* To be done *
Report how many lines of the records below include the word "name". Give nothing but the number.

───── Available data

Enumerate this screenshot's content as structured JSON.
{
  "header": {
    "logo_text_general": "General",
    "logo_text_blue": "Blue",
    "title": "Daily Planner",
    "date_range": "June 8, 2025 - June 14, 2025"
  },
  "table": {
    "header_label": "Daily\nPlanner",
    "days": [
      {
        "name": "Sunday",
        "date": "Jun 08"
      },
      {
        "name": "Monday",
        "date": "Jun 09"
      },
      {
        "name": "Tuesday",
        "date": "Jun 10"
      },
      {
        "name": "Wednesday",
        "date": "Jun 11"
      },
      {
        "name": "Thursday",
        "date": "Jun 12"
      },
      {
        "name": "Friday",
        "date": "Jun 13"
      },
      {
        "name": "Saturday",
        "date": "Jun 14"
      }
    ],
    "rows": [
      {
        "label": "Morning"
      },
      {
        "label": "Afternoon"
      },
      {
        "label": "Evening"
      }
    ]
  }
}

──────────

* Solved problem *
7